>> begin Record list

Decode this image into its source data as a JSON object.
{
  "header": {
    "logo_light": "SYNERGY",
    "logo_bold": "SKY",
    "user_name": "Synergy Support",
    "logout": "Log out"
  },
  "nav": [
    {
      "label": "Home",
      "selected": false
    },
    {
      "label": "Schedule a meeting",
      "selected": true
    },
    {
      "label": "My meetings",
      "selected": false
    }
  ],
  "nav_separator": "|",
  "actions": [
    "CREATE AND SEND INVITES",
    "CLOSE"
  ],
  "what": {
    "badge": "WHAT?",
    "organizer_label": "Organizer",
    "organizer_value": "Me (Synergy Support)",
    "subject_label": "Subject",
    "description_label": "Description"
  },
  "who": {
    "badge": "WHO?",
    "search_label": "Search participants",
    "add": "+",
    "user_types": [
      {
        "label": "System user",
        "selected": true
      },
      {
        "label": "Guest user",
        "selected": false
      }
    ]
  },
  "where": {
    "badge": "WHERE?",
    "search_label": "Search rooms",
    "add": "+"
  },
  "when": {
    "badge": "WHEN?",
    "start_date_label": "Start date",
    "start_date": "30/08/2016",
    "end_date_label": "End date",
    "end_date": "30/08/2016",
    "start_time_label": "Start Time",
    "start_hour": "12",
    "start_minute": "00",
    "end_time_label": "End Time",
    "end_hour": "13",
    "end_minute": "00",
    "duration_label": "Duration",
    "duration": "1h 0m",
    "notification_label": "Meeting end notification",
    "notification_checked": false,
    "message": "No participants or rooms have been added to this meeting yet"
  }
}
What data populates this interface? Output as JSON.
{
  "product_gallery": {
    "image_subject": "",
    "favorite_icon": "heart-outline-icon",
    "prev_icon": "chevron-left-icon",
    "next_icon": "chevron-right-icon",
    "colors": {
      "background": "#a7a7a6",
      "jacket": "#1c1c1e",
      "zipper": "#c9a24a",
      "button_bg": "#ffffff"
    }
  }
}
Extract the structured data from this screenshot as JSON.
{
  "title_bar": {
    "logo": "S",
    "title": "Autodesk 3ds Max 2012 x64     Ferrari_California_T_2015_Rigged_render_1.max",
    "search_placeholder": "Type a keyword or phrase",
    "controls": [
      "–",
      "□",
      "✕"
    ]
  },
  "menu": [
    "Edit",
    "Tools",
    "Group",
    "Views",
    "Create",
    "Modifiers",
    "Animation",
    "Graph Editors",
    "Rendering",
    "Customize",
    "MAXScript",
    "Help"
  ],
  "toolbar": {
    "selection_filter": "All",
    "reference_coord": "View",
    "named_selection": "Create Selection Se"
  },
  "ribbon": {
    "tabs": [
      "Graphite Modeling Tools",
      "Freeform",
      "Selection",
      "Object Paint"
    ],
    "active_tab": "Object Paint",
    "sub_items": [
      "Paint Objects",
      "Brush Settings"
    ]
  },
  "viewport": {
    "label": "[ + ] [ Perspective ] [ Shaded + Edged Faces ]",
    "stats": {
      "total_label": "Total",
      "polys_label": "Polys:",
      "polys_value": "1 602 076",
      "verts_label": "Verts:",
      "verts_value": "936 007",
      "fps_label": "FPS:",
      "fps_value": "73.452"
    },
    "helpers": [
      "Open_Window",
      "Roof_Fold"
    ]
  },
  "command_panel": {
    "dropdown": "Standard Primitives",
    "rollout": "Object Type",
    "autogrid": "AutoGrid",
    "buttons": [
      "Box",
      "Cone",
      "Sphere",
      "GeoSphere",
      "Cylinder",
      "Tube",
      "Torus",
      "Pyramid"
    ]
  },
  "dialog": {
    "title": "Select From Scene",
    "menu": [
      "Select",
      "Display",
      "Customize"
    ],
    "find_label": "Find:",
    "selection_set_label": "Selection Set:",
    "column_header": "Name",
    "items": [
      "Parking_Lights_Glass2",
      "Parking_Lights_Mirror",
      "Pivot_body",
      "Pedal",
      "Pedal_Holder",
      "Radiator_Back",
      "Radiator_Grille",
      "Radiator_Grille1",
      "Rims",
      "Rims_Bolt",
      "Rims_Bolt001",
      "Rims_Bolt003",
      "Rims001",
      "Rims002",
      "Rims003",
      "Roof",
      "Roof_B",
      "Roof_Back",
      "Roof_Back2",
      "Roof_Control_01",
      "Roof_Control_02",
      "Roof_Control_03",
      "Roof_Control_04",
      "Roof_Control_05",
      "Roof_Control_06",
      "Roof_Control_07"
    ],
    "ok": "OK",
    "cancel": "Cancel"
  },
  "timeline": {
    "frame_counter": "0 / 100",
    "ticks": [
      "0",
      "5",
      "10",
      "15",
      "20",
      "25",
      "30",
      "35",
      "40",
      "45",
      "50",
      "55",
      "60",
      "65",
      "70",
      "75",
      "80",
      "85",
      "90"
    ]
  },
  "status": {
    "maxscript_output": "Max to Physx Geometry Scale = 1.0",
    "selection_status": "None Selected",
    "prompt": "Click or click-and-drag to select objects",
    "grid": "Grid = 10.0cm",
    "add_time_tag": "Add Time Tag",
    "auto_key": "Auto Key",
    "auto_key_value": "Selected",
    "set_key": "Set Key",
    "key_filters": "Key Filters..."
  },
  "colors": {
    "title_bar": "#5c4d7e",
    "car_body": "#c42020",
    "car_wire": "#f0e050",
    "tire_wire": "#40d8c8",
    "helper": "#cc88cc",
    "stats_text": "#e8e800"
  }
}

>> end Record list

> **Given problem**: Output each entry precisely as given.

> **Answer for this exercise**:
Decode this image into its source data as a JSON object.
{
  "header": {
    "logo_light": "SYNERGY",
    "logo_bold": "SKY",
    "user_name": "Synergy Support",
    "logout": "Log out"
  },
  "nav": [
    {
      "label": "Home",
      "selected": false
    },
    {
      "label": "Schedule a meeting",
      "selected": true
    },
    {
      "label": "My meetings",
      "selected": false
    }
  ],
  "nav_separator": "|",
  "actions": [
    "CREATE AND SEND INVITES",
    "CLOSE"
  ],
  "what": {
    "badge": "WHAT?",
    "organizer_label": "Organizer",
    "organizer_value": "Me (Synergy Support)",
    "subject_label": "Subject",
    "description_label": "Description"
  },
  "who": {
    "badge": "WHO?",
    "search_label": "Search participants",
    "add": "+",
    "user_types": [
      {
        "label": "System user",
        "selected": true
      },
      {
        "label": "Guest user",
        "selected": false
      }
    ]
  },
  "where": {
    "badge": "WHERE?",
    "search_label": "Search rooms",
    "add": "+"
  },
  "when": {
    "badge": "WHEN?",
    "start_date_label": "Start date",
    "start_date": "30/08/2016",
    "end_date_label": "End date",
    "end_date": "30/08/2016",
    "start_time_label": "Start Time",
    "start_hour": "12",
    "start_minute": "00",
    "end_time_label": "End Time",
    "end_hour": "13",
    "end_minute": "00",
    "duration_label": "Duration",
    "duration": "1h 0m",
    "notification_label": "Meeting end notification",
    "notification_checked": false,
    "message": "No participants or rooms have been added to this meeting yet"
  }
}
What data populates this interface? Output as JSON.
{
  "product_gallery": {
    "image_subject": "",
    "favorite_icon": "heart-outline-icon",
    "prev_icon": "chevron-left-icon",
    "next_icon": "chevron-right-icon",
    "colors": {
      "background": "#a7a7a6",
      "jacket": "#1c1c1e",
      "zipper": "#c9a24a",
      "button_bg": "#ffffff"
    }
  }
}
Extract the structured data from this screenshot as JSON.
{
  "title_bar": {
    "logo": "S",
    "title": "Autodesk 3ds Max 2012 x64     Ferrari_California_T_2015_Rigged_render_1.max",
    "search_placeholder": "Type a keyword or phrase",
    "controls": [
      "–",
      "□",
      "✕"
    ]
  },
  "menu": [
    "Edit",
    "Tools",
    "Group",
    "Views",
    "Create",
    "Modifiers",
    "Animation",
    "Graph Editors",
    "Rendering",
    "Customize",
    "MAXScript",
    "Help"
  ],
  "toolbar": {
    "selection_filter": "All",
    "reference_coord": "View",
    "named_selection": "Create Selection Se"
  },
  "ribbon": {
    "tabs": [
      "Graphite Modeling Tools",
      "Freeform",
      "Selection",
      "Object Paint"
    ],
    "active_tab": "Object Paint",
    "sub_items": [
      "Paint Objects",
      "Brush Settings"
    ]
  },
  "viewport": {
    "label": "[ + ] [ Perspective ] [ Shaded + Edged Faces ]",
    "stats": {
      "total_label": "Total",
      "polys_label": "Polys:",
      "polys_value": "1 602 076",
      "verts_label": "Verts:",
      "verts_value": "936 007",
      "fps_label": "FPS:",
      "fps_value": "73.452"
    },
    "helpers": [
      "Open_Window",
      "Roof_Fold"
    ]
  },
  "command_panel": {
    "dropdown": "Standard Primitives",
    "rollout": "Object Type",
    "autogrid": "AutoGrid",
    "buttons": [
      "Box",
      "Cone",
      "Sphere",
      "GeoSphere",
      "Cylinder",
      "Tube",
      "Torus",
      "Pyramid"
    ]
  },
  "dialog": {
    "title": "Select From Scene",
    "menu": [
      "Select",
      "Display",
      "Customize"
    ],
    "find_label": "Find:",
    "selection_set_label": "Selection Set:",
    "column_header": "Name",
    "items": [
      "Parking_Lights_Glass2",
      "Parking_Lights_Mirror",
      "Pivot_body",
      "Pedal",
      "Pedal_Holder",
      "Radiator_Back",
      "Radiator_Grille",
      "Radiator_Grille1",
      "Rims",
      "Rims_Bolt",
      "Rims_Bolt001",
      "Rims_Bolt003",
      "Rims001",
      "Rims002",
      "Rims003",
      "Roof",
      "Roof_B",
      "Roof_Back",
      "Roof_Back2",
      "Roof_Control_01",
      "Roof_Control_02",
      "Roof_Control_03",
      "Roof_Control_04",
      "Roof_Control_05",
      "Roof_Control_06",
      "Roof_Control_07"
    ],
    "ok": "OK",
    "cancel": "Cancel"
  },
  "timeline": {
    "frame_counter": "0 / 100",
    "ticks": [
      "0",
      "5",
      "10",
      "15",
      "20",
      "25",
      "30",
      "35",
      "40",
      "45",
      "50",
      "55",
      "60",
      "65",
      "70",
      "75",
      "80",
      "85",
      "90"
    ]
  },
  "status": {
    "maxscript_output": "Max to Physx Geometry Scale = 1.0",
    "selection_status": "None Selected",
    "prompt": "Click or click-and-drag to select objects",
    "grid": "Grid = 10.0cm",
    "add_time_tag": "Add Time Tag",
    "auto_key": "Auto Key",
    "auto_key_value": "Selected",
    "set_key": "Set Key",
    "key_filters": "Key Filters..."
  },
  "colors": {
    "title_bar": "#5c4d7e",
    "car_body": "#c42020",
    "car_wire": "#f0e050",
    "tire_wire": "#40d8c8",
    "helper": "#cc88cc",
    "stats_text": "#e8e800"
  }
}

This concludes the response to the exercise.